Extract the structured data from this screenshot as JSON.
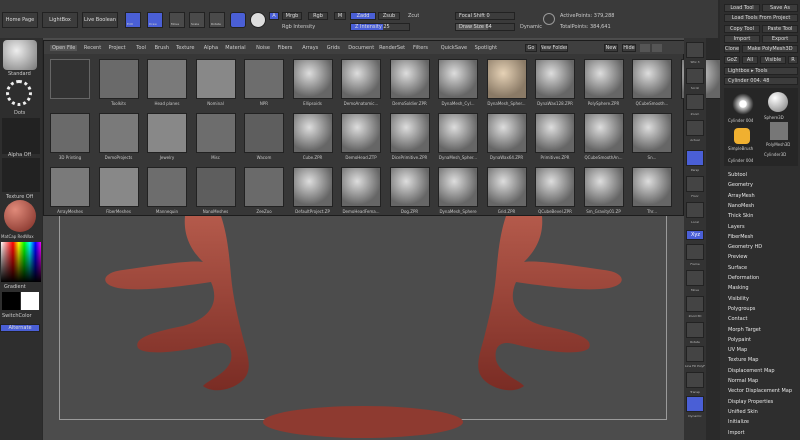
{
  "topbar": {
    "home_page": "Home Page",
    "lightbox": "LightBox",
    "live_boolean": "Live Boolean",
    "edit": "Edit",
    "draw": "Draw",
    "move": "Move",
    "scale": "Scale",
    "rotate": "Rotate",
    "a": "A",
    "mrgb": "Mrgb",
    "rgb": "Rgb",
    "m": "M",
    "rgb_intensity": "Rgb Intensity",
    "zadd": "Zadd",
    "zsub": "Zsub",
    "zcut": "Zcut",
    "z_intensity": "Z Intensity 25",
    "focal_shift": "Focal Shift 0",
    "draw_size": "Draw Size 64",
    "dynamic": "Dynamic",
    "active_points": "ActivePoints: 379,288",
    "total_points": "TotalPoints: 384,641"
  },
  "left": {
    "standard": "Standard",
    "dots": "Dots",
    "alpha_off": "Alpha Off",
    "texture_off": "Texture Off",
    "material": "MatCap RedWax",
    "gradient": "Gradient",
    "switch_color": "SwitchColor",
    "alternate": "Alternate"
  },
  "lightbox": {
    "tabs": [
      "Open File",
      "Recent",
      "Project",
      "Tool",
      "Brush",
      "Texture",
      "Alpha",
      "Material",
      "Noise",
      "Fibers",
      "Arrays",
      "Grids",
      "Document",
      "RenderSet",
      "Filters",
      "QuickSave",
      "Spotlight"
    ],
    "go": "Go",
    "new_folder": "New Folder",
    "new": "New",
    "hide": "Hide",
    "rows": [
      [
        "",
        "Toolkits",
        "Head planes",
        "Nominal",
        "NPR",
        "Ellipsoids",
        "DemoAnatomic...",
        "DemoSoldier.ZPR",
        "DynaMesh_Cyl...",
        "DynaMesh_Spher...",
        "DynaWax128.ZPR",
        "PolySphere.ZPR",
        "QCubeSmooth...",
        "Sn..."
      ],
      [
        "3D Printing",
        "DemoProjects",
        "Jewelry",
        "Misc",
        "Wacom",
        "Cube.ZPR",
        "DemoHead.ZTP",
        "DicePrimitive.ZPR",
        "DynaMesh_Spher...",
        "DynaWax64.ZPR",
        "Primitives.ZPR",
        "QCubeSmoothAn...",
        "Sn..."
      ],
      [
        "ArrayMeshes",
        "FiberMeshes",
        "Mannequin",
        "NanoMeshes",
        "ZeeZoo",
        "DefaultProject.ZP",
        "DemoHeadFema...",
        "Dog.ZPR",
        "DynaMesh_Sphere",
        "Grid.ZPR",
        "QCubeBevel.ZPR",
        "Sm_Gravity01.ZP",
        "Thr..."
      ]
    ]
  },
  "shelf": {
    "spix": "SPix 3",
    "scroll": "Scroll",
    "zoom": "Zoom",
    "actual": "Actual",
    "aahalf": "AAHalf",
    "persp": "Persp",
    "floor": "Floor",
    "local": "Local",
    "xyz": "Xyz",
    "frame": "Frame",
    "move": "Move",
    "zoom3d": "Zoom3D",
    "rotate": "Rotate",
    "polyf": "Line Fill PolyF",
    "transp": "Transp",
    "ghost": "Ghost",
    "solo": "Solo",
    "xpose": "Xpose",
    "dynamic": "Dynamic"
  },
  "right": {
    "load_tool": "Load Tool",
    "save_as": "Save As",
    "load_tools_project": "Load Tools From Project",
    "copy_tool": "Copy Tool",
    "paste_tool": "Paste Tool",
    "import": "Import",
    "export": "Export",
    "clone": "Clone",
    "make_polymesh": "Make PolyMesh3D",
    "goz": "GoZ",
    "all": "All",
    "visible": "Visible",
    "r": "R",
    "lightbox_tools": "Lightbox ▸ Tools",
    "current_tool": "Cylinder 004. 48",
    "tools": [
      "Cylinder 004",
      "Sphere3D",
      "PolyMesh3D",
      "SimpleBrush",
      "Cylinder3D",
      "Cylinder 004"
    ],
    "subpalettes": [
      "Subtool",
      "Geometry",
      "ArrayMesh",
      "NanoMesh",
      "Thick Skin",
      "Layers",
      "FiberMesh",
      "Geometry HD",
      "Preview",
      "Surface",
      "Deformation",
      "Masking",
      "Visibility",
      "Polygroups",
      "Contact",
      "Morph Target",
      "Polypaint",
      "UV Map",
      "Texture Map",
      "Displacement Map",
      "Normal Map",
      "Vector Displacement Map",
      "Display Properties",
      "Unified Skin",
      "Initialize",
      "Import"
    ]
  },
  "colors": {
    "accent": "#4a5fd6",
    "wax": "#a84a3e",
    "bg": "#2a2a2a"
  }
}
• • • • •
_Instruction_. For each line of the listing that holds the word "Displacement", show that line.

_Output of the task_.
      "Displacement Map",
      "Vector Displacement Map",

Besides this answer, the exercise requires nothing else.